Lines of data
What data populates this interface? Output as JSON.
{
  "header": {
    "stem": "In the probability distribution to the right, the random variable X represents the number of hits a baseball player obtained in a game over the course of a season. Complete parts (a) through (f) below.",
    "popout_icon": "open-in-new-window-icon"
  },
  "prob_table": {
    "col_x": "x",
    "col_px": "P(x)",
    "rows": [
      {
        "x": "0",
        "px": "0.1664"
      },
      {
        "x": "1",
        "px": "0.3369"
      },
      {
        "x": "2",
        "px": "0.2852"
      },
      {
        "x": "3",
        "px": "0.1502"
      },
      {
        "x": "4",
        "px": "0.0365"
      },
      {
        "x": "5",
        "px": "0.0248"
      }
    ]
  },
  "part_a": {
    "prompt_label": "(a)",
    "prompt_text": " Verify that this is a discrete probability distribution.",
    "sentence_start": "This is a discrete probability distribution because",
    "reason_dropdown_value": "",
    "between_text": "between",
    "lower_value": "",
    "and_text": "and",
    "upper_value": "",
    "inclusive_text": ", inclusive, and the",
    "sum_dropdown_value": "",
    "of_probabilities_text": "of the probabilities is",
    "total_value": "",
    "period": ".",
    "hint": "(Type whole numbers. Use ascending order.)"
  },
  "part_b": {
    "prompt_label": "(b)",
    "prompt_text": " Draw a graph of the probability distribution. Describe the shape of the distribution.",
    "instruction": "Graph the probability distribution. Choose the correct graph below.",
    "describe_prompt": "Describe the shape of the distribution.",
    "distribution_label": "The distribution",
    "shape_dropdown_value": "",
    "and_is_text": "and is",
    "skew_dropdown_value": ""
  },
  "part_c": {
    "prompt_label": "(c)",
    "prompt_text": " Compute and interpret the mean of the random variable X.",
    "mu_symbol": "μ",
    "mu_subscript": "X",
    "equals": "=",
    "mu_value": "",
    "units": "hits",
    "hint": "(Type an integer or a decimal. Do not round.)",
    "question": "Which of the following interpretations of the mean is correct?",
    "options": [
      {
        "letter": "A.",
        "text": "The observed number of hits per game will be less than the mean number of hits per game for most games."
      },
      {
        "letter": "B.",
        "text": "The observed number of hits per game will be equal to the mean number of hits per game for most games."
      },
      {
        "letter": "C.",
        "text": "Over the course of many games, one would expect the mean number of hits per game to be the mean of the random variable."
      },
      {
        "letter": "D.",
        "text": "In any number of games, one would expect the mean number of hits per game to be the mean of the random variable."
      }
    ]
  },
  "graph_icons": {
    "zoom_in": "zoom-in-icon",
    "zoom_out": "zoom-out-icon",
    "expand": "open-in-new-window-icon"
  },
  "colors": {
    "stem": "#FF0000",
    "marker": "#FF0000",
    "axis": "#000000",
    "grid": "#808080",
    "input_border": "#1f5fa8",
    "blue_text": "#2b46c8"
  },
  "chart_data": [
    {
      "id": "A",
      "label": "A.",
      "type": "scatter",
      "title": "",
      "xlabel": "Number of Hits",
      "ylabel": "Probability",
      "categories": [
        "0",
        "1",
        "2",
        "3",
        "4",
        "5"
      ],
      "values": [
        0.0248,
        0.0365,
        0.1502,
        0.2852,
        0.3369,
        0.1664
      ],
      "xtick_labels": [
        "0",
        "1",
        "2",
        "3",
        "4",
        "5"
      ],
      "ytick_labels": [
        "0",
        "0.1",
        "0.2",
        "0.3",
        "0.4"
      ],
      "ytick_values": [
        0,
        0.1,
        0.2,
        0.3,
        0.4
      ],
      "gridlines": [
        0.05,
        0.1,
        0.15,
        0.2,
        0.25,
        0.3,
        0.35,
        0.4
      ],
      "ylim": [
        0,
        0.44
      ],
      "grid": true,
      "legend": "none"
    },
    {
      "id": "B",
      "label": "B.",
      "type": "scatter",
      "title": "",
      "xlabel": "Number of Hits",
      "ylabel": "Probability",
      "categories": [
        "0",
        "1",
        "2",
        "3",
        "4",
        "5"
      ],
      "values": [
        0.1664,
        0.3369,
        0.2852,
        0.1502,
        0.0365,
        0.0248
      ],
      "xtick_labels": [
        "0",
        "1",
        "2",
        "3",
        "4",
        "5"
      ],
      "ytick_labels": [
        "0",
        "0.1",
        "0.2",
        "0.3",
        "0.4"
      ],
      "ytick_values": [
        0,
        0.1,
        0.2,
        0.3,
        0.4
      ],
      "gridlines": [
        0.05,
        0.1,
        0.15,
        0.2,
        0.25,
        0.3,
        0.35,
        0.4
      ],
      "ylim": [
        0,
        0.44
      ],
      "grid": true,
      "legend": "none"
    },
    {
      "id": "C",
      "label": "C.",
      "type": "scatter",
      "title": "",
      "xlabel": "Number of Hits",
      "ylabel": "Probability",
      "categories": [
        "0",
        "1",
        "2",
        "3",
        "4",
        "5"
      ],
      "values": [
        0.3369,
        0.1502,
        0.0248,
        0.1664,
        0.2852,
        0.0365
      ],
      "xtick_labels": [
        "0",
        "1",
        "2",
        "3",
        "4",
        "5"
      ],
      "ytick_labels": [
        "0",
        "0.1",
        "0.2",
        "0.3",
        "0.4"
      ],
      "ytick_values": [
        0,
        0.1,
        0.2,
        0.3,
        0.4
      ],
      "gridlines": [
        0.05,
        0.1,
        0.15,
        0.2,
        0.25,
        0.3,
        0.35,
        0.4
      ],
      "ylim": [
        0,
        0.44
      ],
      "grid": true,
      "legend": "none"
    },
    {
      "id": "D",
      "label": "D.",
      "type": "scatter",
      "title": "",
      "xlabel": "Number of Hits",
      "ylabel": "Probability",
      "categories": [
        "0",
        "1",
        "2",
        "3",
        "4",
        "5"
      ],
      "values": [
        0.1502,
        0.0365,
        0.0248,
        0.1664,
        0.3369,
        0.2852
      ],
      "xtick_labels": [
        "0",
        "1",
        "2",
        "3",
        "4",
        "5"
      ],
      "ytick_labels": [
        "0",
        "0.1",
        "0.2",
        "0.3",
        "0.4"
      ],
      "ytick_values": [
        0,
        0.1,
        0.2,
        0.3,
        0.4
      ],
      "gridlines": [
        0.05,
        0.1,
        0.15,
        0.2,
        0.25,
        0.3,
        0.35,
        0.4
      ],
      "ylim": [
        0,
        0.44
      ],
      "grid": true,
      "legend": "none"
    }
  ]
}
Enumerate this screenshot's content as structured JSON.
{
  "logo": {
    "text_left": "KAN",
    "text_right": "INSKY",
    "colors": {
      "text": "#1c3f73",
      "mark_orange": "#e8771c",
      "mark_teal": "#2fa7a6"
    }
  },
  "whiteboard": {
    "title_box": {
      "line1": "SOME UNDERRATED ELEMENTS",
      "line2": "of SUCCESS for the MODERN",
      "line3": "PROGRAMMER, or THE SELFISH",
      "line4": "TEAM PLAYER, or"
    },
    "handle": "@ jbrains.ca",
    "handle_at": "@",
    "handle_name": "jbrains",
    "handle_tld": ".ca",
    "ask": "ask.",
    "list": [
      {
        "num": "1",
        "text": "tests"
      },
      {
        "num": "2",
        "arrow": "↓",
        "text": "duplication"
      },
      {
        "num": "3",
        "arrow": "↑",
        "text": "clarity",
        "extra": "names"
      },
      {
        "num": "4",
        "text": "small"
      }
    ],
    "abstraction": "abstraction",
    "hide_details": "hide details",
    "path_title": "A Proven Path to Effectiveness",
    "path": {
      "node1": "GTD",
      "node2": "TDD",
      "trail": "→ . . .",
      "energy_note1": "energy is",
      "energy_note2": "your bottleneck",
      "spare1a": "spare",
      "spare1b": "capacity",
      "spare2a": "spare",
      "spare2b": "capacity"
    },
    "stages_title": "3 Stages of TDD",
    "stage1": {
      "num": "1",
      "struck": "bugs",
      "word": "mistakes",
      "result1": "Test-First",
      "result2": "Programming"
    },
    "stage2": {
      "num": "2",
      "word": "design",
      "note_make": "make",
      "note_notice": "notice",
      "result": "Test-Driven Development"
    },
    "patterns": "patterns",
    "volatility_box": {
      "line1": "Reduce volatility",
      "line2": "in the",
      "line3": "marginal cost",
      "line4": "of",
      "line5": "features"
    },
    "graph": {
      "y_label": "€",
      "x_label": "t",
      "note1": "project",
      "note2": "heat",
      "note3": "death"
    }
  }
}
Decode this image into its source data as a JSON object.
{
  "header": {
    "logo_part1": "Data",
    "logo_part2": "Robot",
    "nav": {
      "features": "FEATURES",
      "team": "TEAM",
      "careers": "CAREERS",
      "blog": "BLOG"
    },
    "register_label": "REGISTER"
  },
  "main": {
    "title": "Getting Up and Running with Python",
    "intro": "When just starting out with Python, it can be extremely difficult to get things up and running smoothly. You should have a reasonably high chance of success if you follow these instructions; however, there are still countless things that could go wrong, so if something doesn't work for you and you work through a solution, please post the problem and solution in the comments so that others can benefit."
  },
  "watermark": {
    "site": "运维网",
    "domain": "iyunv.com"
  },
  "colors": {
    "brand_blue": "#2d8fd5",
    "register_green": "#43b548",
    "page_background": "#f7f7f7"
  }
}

• [The problem] Find each line with the string "below" and copy it out.

• [Finished exercise]
    "stem": "In the probability distribution to the right, the random variable X represents the number of hits a baseball player obtained in a game over the course of a season. Complete parts (a) through (f) below.",
    "instruction": "Graph the probability distribution. Choose the correct graph below.",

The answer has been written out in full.